:: SOURCE RECORDS ::

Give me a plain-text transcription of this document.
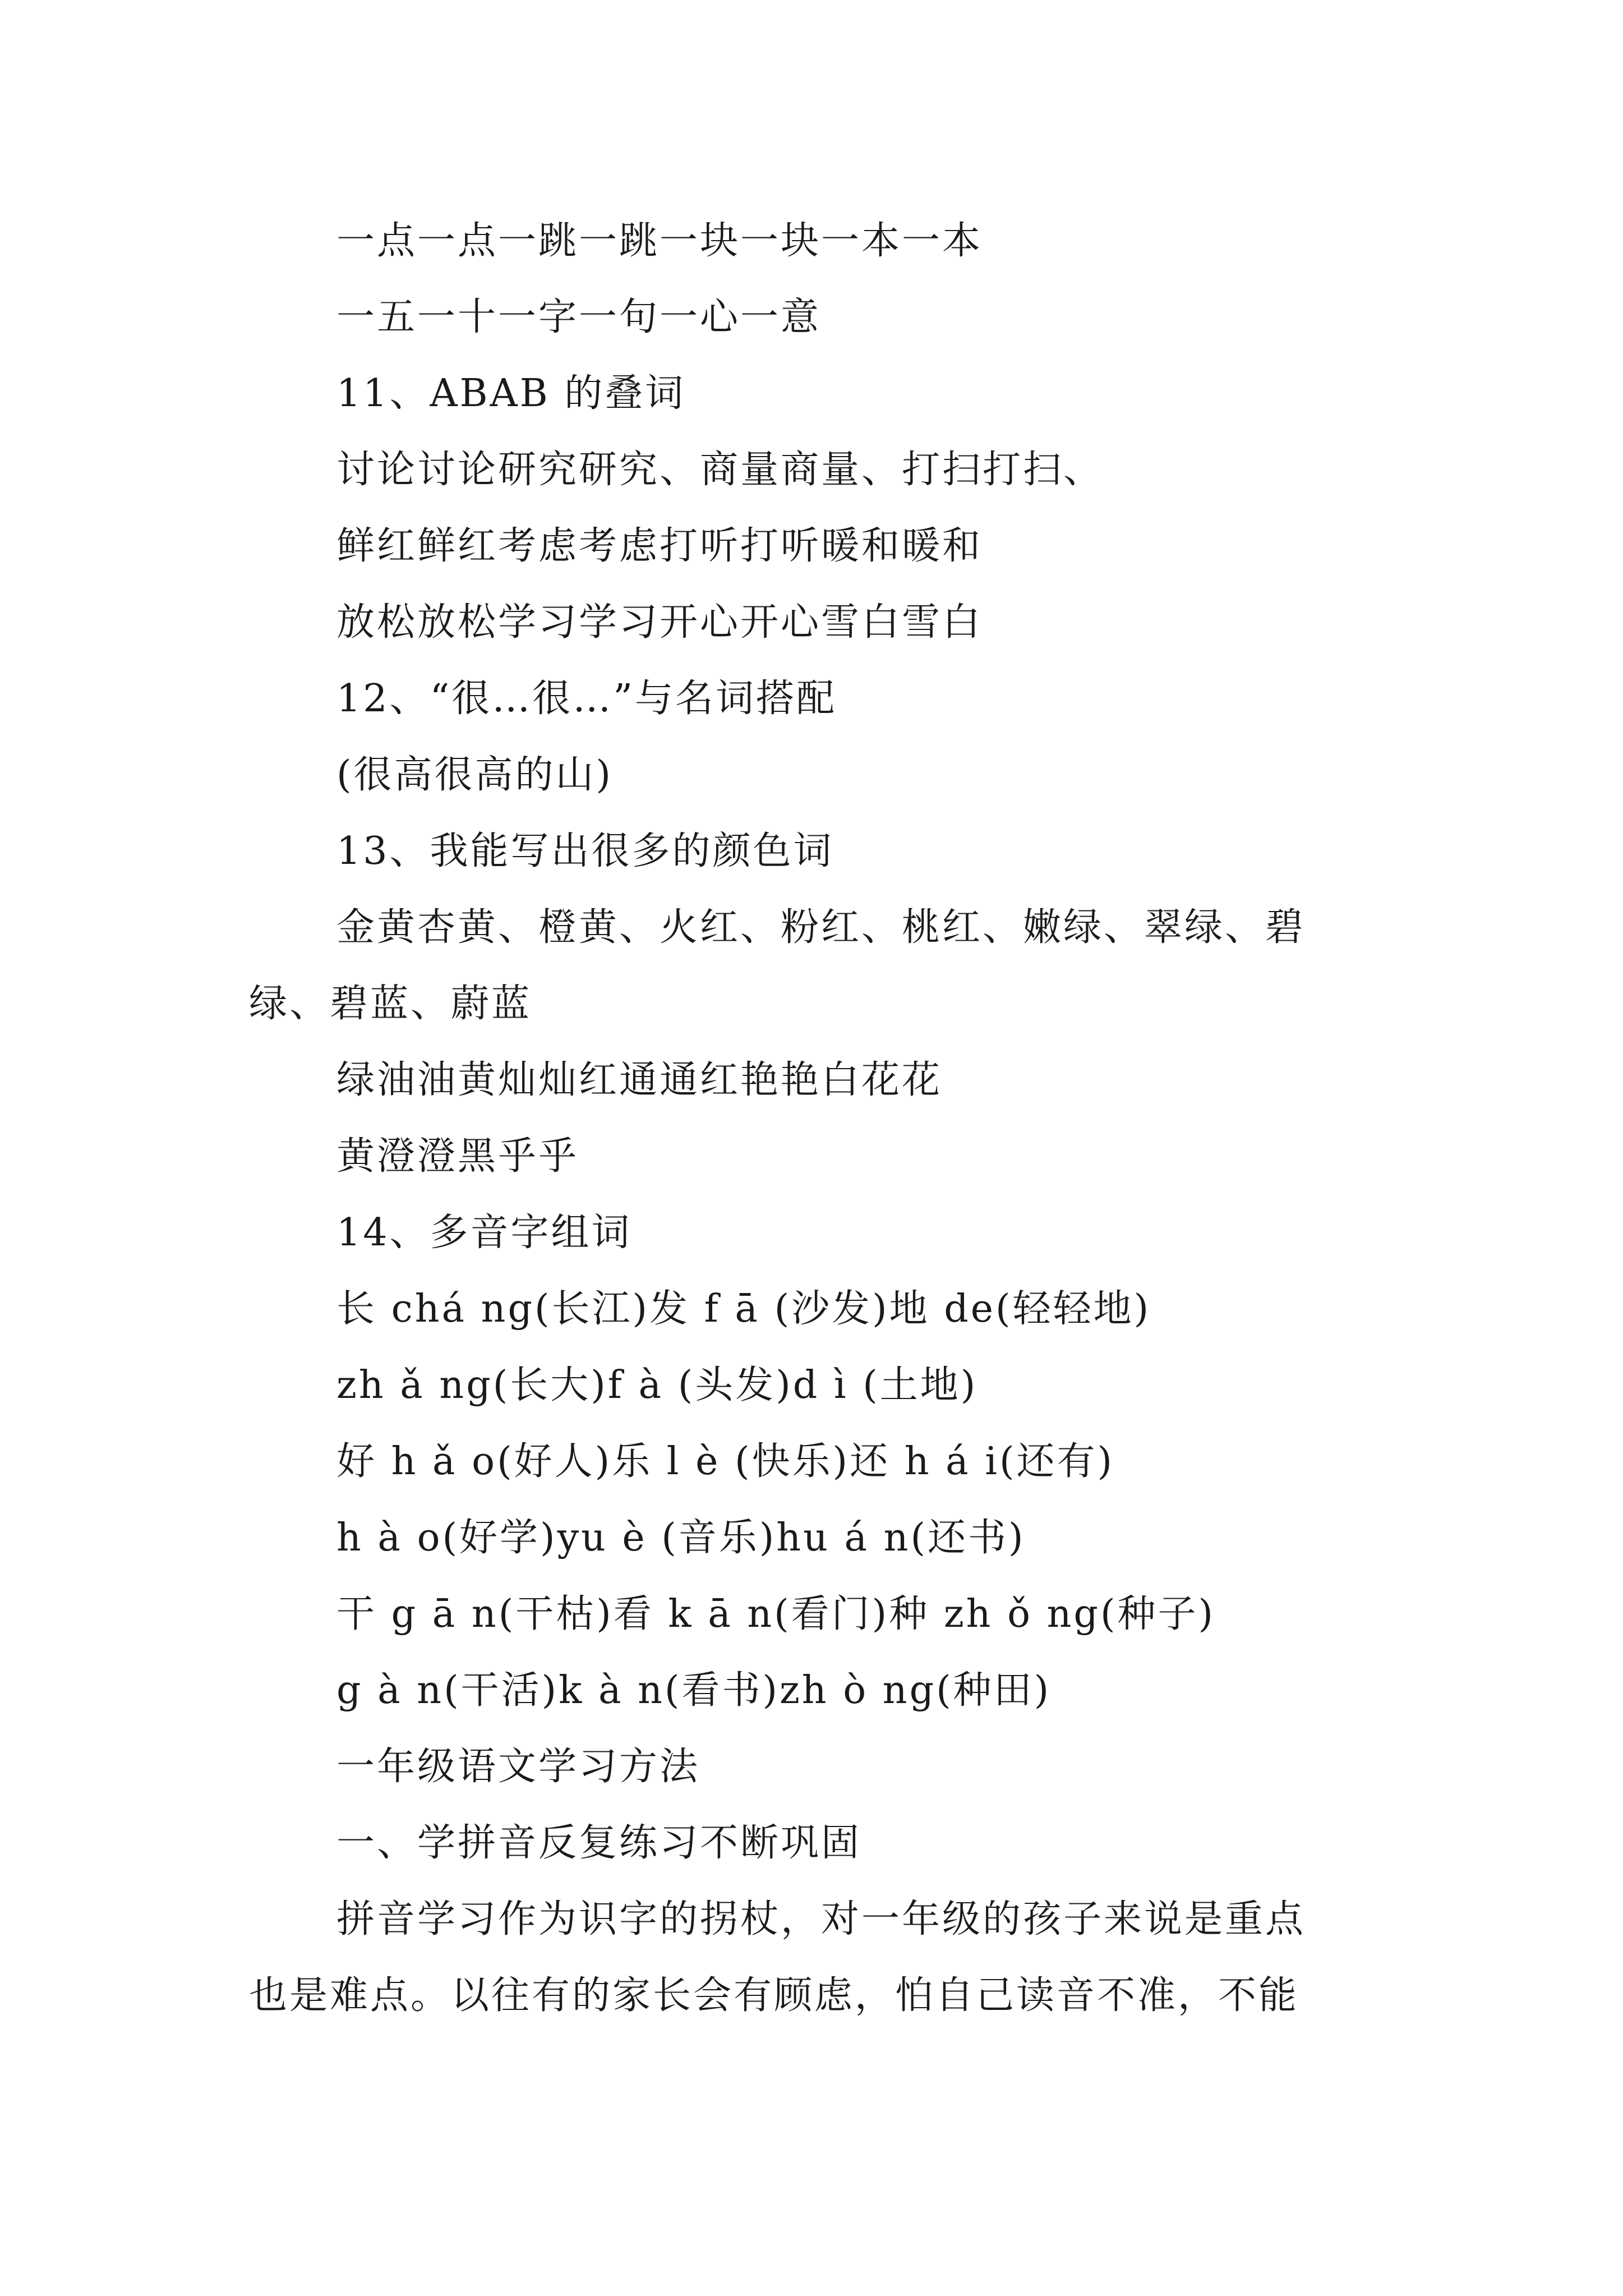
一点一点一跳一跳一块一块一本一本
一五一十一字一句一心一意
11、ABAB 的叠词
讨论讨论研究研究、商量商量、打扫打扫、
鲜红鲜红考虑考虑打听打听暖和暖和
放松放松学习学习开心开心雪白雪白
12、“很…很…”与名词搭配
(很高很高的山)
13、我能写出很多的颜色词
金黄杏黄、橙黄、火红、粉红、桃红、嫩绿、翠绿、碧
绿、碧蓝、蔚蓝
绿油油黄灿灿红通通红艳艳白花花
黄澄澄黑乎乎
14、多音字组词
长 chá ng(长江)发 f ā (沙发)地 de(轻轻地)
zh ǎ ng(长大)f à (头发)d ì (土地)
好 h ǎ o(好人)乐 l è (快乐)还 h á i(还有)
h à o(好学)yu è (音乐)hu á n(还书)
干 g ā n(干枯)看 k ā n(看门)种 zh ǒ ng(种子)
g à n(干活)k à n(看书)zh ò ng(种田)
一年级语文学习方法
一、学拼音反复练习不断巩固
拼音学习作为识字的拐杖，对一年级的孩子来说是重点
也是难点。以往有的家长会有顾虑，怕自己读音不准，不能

:::

**YOUR OBJECTIVE**
Leave out the pictures and retype every line above exactly.

**CORRECT RESPONSE**
Give me a plain-text transcription of this document.
一点一点一跳一跳一块一块一本一本
一五一十一字一句一心一意
11、ABAB 的叠词
讨论讨论研究研究、商量商量、打扫打扫、
鲜红鲜红考虑考虑打听打听暖和暖和
放松放松学习学习开心开心雪白雪白
12、“很…很…”与名词搭配
(很高很高的山)
13、我能写出很多的颜色词
金黄杏黄、橙黄、火红、粉红、桃红、嫩绿、翠绿、碧
绿、碧蓝、蔚蓝
绿油油黄灿灿红通通红艳艳白花花
黄澄澄黑乎乎
14、多音字组词
长 chá ng(长江)发 f ā (沙发)地 de(轻轻地)
zh ǎ ng(长大)f à (头发)d ì (土地)
好 h ǎ o(好人)乐 l è (快乐)还 h á i(还有)
h à o(好学)yu è (音乐)hu á n(还书)
干 g ā n(干枯)看 k ā n(看门)种 zh ǒ ng(种子)
g à n(干活)k à n(看书)zh ò ng(种田)
一年级语文学习方法
一、学拼音反复练习不断巩固
拼音学习作为识字的拐杖，对一年级的孩子来说是重点
也是难点。以往有的家长会有顾虑，怕自己读音不准，不能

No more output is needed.